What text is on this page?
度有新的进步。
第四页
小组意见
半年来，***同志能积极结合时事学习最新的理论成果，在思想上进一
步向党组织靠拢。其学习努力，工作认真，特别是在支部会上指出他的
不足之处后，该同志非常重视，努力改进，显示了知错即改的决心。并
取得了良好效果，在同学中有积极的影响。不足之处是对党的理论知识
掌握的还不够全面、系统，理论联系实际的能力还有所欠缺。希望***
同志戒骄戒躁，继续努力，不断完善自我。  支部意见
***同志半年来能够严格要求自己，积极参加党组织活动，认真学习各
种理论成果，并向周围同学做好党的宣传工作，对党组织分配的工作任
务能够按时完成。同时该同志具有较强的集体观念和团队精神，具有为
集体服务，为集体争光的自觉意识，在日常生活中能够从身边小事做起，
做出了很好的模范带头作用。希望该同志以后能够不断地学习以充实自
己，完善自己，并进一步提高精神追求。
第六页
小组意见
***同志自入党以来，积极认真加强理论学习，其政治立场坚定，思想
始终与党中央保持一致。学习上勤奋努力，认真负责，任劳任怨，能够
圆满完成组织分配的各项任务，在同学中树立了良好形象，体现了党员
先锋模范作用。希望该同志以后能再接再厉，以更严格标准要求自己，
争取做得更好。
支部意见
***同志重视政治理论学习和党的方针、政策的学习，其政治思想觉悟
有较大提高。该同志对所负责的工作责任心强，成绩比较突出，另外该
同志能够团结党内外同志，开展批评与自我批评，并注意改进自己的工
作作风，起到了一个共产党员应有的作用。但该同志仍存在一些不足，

• • • • • • •

▶ _What the task requires_
Your task is to reproduce all of the records exactly.

▶ _Full answer_
What text is on this page?
度有新的进步。
第四页
小组意见
半年来，***同志能积极结合时事学习最新的理论成果，在思想上进一
步向党组织靠拢。其学习努力，工作认真，特别是在支部会上指出他的
不足之处后，该同志非常重视，努力改进，显示了知错即改的决心。并
取得了良好效果，在同学中有积极的影响。不足之处是对党的理论知识
掌握的还不够全面、系统，理论联系实际的能力还有所欠缺。希望***
同志戒骄戒躁，继续努力，不断完善自我。  支部意见
***同志半年来能够严格要求自己，积极参加党组织活动，认真学习各
种理论成果，并向周围同学做好党的宣传工作，对党组织分配的工作任
务能够按时完成。同时该同志具有较强的集体观念和团队精神，具有为
集体服务，为集体争光的自觉意识，在日常生活中能够从身边小事做起，
做出了很好的模范带头作用。希望该同志以后能够不断地学习以充实自
己，完善自己，并进一步提高精神追求。
第六页
小组意见
***同志自入党以来，积极认真加强理论学习，其政治立场坚定，思想
始终与党中央保持一致。学习上勤奋努力，认真负责，任劳任怨，能够
圆满完成组织分配的各项任务，在同学中树立了良好形象，体现了党员
先锋模范作用。希望该同志以后能再接再厉，以更严格标准要求自己，
争取做得更好。
支部意见
***同志重视政治理论学习和党的方针、政策的学习，其政治思想觉悟
有较大提高。该同志对所负责的工作责任心强，成绩比较突出，另外该
同志能够团结党内外同志，开展批评与自我批评，并注意改进自己的工
作作风，起到了一个共产党员应有的作用。但该同志仍存在一些不足，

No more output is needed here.